* [WHAT THE EXERCISE ASKS]:
Make an exact copy of all the entries, with the pictures left out.

* [DATASET RECORDS]:
=======

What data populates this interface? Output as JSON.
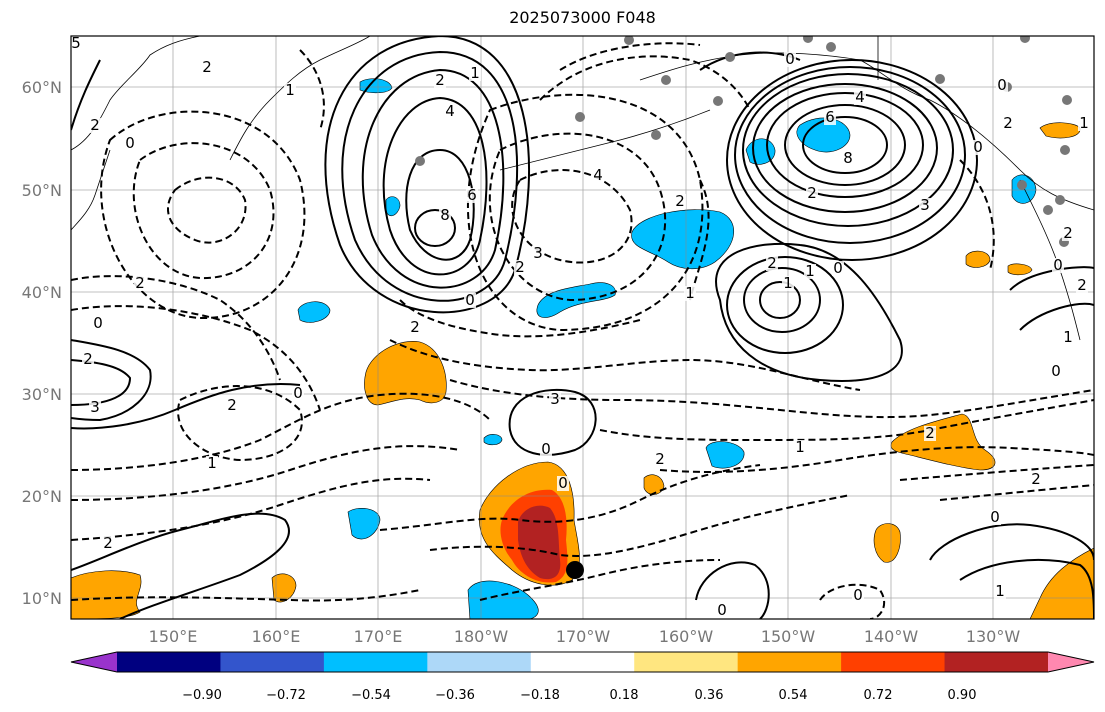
{
  "title": "2025073000 F048",
  "lat_labels": [
    "60°N",
    "50°N",
    "40°N",
    "30°N",
    "20°N",
    "10°N"
  ],
  "lon_labels": [
    "150°E",
    "160°E",
    "170°E",
    "180°W",
    "170°W",
    "160°W",
    "150°W",
    "140°W",
    "130°W"
  ],
  "colorbar": {
    "colors": [
      "#9933cc",
      "#000080",
      "#3355cc",
      "#00bfff",
      "#add8f8",
      "#ffffff",
      "#ffe680",
      "#ffa500",
      "#ff4000",
      "#b22222",
      "#ff88b0"
    ],
    "tick_labels": [
      "−0.90",
      "−0.72",
      "−0.54",
      "−0.36",
      "−0.18",
      "0.18",
      "0.36",
      "0.54",
      "0.72",
      "0.90"
    ]
  },
  "contour_labels": [
    "5",
    "2",
    "0",
    "2",
    "1",
    "2",
    "0",
    "2",
    "3",
    "2",
    "0",
    "1",
    "2",
    "6",
    "8",
    "4",
    "2",
    "1",
    "3",
    "2",
    "4",
    "2",
    "1",
    "0",
    "2",
    "3",
    "0",
    "2",
    "1",
    "0",
    "4",
    "6",
    "8",
    "3",
    "2",
    "0",
    "2",
    "1",
    "0",
    "1",
    "0",
    "0",
    "1",
    "2",
    "0",
    "2",
    "2",
    "0",
    "0",
    "1",
    "0",
    "2",
    "1",
    "2",
    "0"
  ],
  "storm_marker": "tropical-cyclone-center"
}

=======

* [RESPONSE]:
What data populates this interface? Output as JSON.
{
  "title": "2025073000 F048",
  "lat_labels": [
    "60°N",
    "50°N",
    "40°N",
    "30°N",
    "20°N",
    "10°N"
  ],
  "lon_labels": [
    "150°E",
    "160°E",
    "170°E",
    "180°W",
    "170°W",
    "160°W",
    "150°W",
    "140°W",
    "130°W"
  ],
  "colorbar": {
    "colors": [
      "#9933cc",
      "#000080",
      "#3355cc",
      "#00bfff",
      "#add8f8",
      "#ffffff",
      "#ffe680",
      "#ffa500",
      "#ff4000",
      "#b22222",
      "#ff88b0"
    ],
    "tick_labels": [
      "−0.90",
      "−0.72",
      "−0.54",
      "−0.36",
      "−0.18",
      "0.18",
      "0.36",
      "0.54",
      "0.72",
      "0.90"
    ]
  },
  "contour_labels": [
    "5",
    "2",
    "0",
    "2",
    "1",
    "2",
    "0",
    "2",
    "3",
    "2",
    "0",
    "1",
    "2",
    "6",
    "8",
    "4",
    "2",
    "1",
    "3",
    "2",
    "4",
    "2",
    "1",
    "0",
    "2",
    "3",
    "0",
    "2",
    "1",
    "0",
    "4",
    "6",
    "8",
    "3",
    "2",
    "0",
    "2",
    "1",
    "0",
    "1",
    "0",
    "0",
    "1",
    "2",
    "0",
    "2",
    "2",
    "0",
    "0",
    "1",
    "0",
    "2",
    "1",
    "2",
    "0"
  ],
  "storm_marker": "tropical-cyclone-center"
}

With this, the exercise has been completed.